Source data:
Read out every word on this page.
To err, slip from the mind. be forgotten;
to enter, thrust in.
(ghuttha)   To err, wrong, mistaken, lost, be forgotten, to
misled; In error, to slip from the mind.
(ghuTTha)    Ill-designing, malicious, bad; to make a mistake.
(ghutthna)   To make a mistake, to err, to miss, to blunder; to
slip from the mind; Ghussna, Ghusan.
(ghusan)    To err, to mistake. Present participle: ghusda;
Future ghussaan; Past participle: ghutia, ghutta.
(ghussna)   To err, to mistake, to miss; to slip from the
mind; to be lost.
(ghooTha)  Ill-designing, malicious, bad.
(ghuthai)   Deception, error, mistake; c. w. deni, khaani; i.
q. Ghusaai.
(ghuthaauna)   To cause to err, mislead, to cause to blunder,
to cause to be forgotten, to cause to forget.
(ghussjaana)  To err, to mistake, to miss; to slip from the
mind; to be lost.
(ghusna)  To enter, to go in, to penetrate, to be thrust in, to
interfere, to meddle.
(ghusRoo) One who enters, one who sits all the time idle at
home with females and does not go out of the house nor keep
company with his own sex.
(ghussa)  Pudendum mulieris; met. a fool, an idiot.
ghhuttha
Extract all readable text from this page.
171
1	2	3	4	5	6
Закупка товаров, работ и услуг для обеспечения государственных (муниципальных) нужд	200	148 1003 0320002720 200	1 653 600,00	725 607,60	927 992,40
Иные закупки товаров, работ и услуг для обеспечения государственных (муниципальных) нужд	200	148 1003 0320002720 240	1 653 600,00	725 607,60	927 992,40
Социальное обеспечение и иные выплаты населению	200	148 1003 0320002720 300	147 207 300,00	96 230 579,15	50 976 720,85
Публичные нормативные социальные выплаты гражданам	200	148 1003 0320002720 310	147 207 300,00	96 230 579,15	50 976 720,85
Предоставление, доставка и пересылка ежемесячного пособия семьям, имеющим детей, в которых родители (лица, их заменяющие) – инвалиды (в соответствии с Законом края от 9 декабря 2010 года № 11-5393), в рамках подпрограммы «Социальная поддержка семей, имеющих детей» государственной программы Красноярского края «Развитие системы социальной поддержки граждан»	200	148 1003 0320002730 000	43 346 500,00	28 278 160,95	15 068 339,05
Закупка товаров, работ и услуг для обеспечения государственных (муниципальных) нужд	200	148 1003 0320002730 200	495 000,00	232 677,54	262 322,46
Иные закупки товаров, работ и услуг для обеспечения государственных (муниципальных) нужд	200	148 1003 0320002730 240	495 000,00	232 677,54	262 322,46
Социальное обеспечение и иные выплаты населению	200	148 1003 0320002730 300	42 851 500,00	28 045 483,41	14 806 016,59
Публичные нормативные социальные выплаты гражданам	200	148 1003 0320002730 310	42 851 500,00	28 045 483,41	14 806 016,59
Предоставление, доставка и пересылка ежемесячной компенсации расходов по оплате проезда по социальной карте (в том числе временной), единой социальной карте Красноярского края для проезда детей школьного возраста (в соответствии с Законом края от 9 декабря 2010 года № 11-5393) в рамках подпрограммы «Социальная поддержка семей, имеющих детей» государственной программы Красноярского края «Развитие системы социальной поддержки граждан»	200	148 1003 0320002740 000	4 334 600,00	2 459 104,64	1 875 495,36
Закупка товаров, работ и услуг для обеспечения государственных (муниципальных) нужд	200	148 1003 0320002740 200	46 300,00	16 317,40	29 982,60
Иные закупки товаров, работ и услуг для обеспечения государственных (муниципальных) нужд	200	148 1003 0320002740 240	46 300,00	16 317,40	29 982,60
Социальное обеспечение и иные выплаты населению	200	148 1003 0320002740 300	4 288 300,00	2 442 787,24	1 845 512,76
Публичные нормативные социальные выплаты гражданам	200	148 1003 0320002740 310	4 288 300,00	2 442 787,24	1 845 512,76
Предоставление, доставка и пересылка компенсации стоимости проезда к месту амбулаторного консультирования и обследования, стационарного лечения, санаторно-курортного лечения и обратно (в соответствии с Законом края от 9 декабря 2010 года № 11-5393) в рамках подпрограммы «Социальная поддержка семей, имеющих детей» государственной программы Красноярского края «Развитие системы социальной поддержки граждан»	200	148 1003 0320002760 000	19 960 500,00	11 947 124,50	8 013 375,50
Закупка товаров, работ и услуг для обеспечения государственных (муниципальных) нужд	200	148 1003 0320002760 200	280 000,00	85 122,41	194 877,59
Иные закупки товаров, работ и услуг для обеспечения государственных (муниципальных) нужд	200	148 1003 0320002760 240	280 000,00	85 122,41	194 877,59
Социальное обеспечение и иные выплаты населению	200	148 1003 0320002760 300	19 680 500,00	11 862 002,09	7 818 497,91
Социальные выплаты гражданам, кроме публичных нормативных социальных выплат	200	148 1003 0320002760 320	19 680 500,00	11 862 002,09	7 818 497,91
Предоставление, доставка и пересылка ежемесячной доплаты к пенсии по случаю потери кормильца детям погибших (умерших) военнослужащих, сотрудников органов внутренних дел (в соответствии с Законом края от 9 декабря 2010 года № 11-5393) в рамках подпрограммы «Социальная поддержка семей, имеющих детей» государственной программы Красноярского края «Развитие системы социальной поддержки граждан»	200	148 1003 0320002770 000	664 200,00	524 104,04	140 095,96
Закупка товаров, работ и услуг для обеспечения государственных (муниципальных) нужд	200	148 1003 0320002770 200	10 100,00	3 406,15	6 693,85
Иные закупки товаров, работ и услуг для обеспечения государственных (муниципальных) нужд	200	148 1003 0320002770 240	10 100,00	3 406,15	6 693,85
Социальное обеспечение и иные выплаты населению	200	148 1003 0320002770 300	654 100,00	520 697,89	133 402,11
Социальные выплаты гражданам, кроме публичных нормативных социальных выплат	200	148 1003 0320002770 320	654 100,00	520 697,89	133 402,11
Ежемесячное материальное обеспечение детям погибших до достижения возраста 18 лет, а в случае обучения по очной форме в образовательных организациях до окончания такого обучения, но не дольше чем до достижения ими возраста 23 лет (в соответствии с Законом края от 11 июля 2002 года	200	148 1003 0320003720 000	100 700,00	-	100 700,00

> Problem statement: Restate the whole listing exactly.

> Finished answer:
Read out every word on this page.
To err, slip from the mind. be forgotten;
to enter, thrust in.
(ghuttha)   To err, wrong, mistaken, lost, be forgotten, to
misled; In error, to slip from the mind.
(ghuTTha)    Ill-designing, malicious, bad; to make a mistake.
(ghutthna)   To make a mistake, to err, to miss, to blunder; to
slip from the mind; Ghussna, Ghusan.
(ghusan)    To err, to mistake. Present participle: ghusda;
Future ghussaan; Past participle: ghutia, ghutta.
(ghussna)   To err, to mistake, to miss; to slip from the
mind; to be lost.
(ghooTha)  Ill-designing, malicious, bad.
(ghuthai)   Deception, error, mistake; c. w. deni, khaani; i.
q. Ghusaai.
(ghuthaauna)   To cause to err, mislead, to cause to blunder,
to cause to be forgotten, to cause to forget.
(ghussjaana)  To err, to mistake, to miss; to slip from the
mind; to be lost.
(ghusna)  To enter, to go in, to penetrate, to be thrust in, to
interfere, to meddle.
(ghusRoo) One who enters, one who sits all the time idle at
home with females and does not go out of the house nor keep
company with his own sex.
(ghussa)  Pudendum mulieris; met. a fool, an idiot.
ghhuttha
Extract all readable text from this page.
171
1	2	3	4	5	6
Закупка товаров, работ и услуг для обеспечения государственных (муниципальных) нужд	200	148 1003 0320002720 200	1 653 600,00	725 607,60	927 992,40
Иные закупки товаров, работ и услуг для обеспечения государственных (муниципальных) нужд	200	148 1003 0320002720 240	1 653 600,00	725 607,60	927 992,40
Социальное обеспечение и иные выплаты населению	200	148 1003 0320002720 300	147 207 300,00	96 230 579,15	50 976 720,85
Публичные нормативные социальные выплаты гражданам	200	148 1003 0320002720 310	147 207 300,00	96 230 579,15	50 976 720,85
Предоставление, доставка и пересылка ежемесячного пособия семьям, имеющим детей, в которых родители (лица, их заменяющие) – инвалиды (в соответствии с Законом края от 9 декабря 2010 года № 11-5393), в рамках подпрограммы «Социальная поддержка семей, имеющих детей» государственной программы Красноярского края «Развитие системы социальной поддержки граждан»	200	148 1003 0320002730 000	43 346 500,00	28 278 160,95	15 068 339,05
Закупка товаров, работ и услуг для обеспечения государственных (муниципальных) нужд	200	148 1003 0320002730 200	495 000,00	232 677,54	262 322,46
Иные закупки товаров, работ и услуг для обеспечения государственных (муниципальных) нужд	200	148 1003 0320002730 240	495 000,00	232 677,54	262 322,46
Социальное обеспечение и иные выплаты населению	200	148 1003 0320002730 300	42 851 500,00	28 045 483,41	14 806 016,59
Публичные нормативные социальные выплаты гражданам	200	148 1003 0320002730 310	42 851 500,00	28 045 483,41	14 806 016,59
Предоставление, доставка и пересылка ежемесячной компенсации расходов по оплате проезда по социальной карте (в том числе временной), единой социальной карте Красноярского края для проезда детей школьного возраста (в соответствии с Законом края от 9 декабря 2010 года № 11-5393) в рамках подпрограммы «Социальная поддержка семей, имеющих детей» государственной программы Красноярского края «Развитие системы социальной поддержки граждан»	200	148 1003 0320002740 000	4 334 600,00	2 459 104,64	1 875 495,36
Закупка товаров, работ и услуг для обеспечения государственных (муниципальных) нужд	200	148 1003 0320002740 200	46 300,00	16 317,40	29 982,60
Иные закупки товаров, работ и услуг для обеспечения государственных (муниципальных) нужд	200	148 1003 0320002740 240	46 300,00	16 317,40	29 982,60
Социальное обеспечение и иные выплаты населению	200	148 1003 0320002740 300	4 288 300,00	2 442 787,24	1 845 512,76
Публичные нормативные социальные выплаты гражданам	200	148 1003 0320002740 310	4 288 300,00	2 442 787,24	1 845 512,76
Предоставление, доставка и пересылка компенсации стоимости проезда к месту амбулаторного консультирования и обследования, стационарного лечения, санаторно-курортного лечения и обратно (в соответствии с Законом края от 9 декабря 2010 года № 11-5393) в рамках подпрограммы «Социальная поддержка семей, имеющих детей» государственной программы Красноярского края «Развитие системы социальной поддержки граждан»	200	148 1003 0320002760 000	19 960 500,00	11 947 124,50	8 013 375,50
Закупка товаров, работ и услуг для обеспечения государственных (муниципальных) нужд	200	148 1003 0320002760 200	280 000,00	85 122,41	194 877,59
Иные закупки товаров, работ и услуг для обеспечения государственных (муниципальных) нужд	200	148 1003 0320002760 240	280 000,00	85 122,41	194 877,59
Социальное обеспечение и иные выплаты населению	200	148 1003 0320002760 300	19 680 500,00	11 862 002,09	7 818 497,91
Социальные выплаты гражданам, кроме публичных нормативных социальных выплат	200	148 1003 0320002760 320	19 680 500,00	11 862 002,09	7 818 497,91
Предоставление, доставка и пересылка ежемесячной доплаты к пенсии по случаю потери кормильца детям погибших (умерших) военнослужащих, сотрудников органов внутренних дел (в соответствии с Законом края от 9 декабря 2010 года № 11-5393) в рамках подпрограммы «Социальная поддержка семей, имеющих детей» государственной программы Красноярского края «Развитие системы социальной поддержки граждан»	200	148 1003 0320002770 000	664 200,00	524 104,04	140 095,96
Закупка товаров, работ и услуг для обеспечения государственных (муниципальных) нужд	200	148 1003 0320002770 200	10 100,00	3 406,15	6 693,85
Иные закупки товаров, работ и услуг для обеспечения государственных (муниципальных) нужд	200	148 1003 0320002770 240	10 100,00	3 406,15	6 693,85
Социальное обеспечение и иные выплаты населению	200	148 1003 0320002770 300	654 100,00	520 697,89	133 402,11
Социальные выплаты гражданам, кроме публичных нормативных социальных выплат	200	148 1003 0320002770 320	654 100,00	520 697,89	133 402,11
Ежемесячное материальное обеспечение детям погибших до достижения возраста 18 лет, а в случае обучения по очной форме в образовательных организациях до окончания такого обучения, но не дольше чем до достижения ими возраста 23 лет (в соответствии с Законом края от 11 июля 2002 года	200	148 1003 0320003720 000	100 700,00	-	100 700,00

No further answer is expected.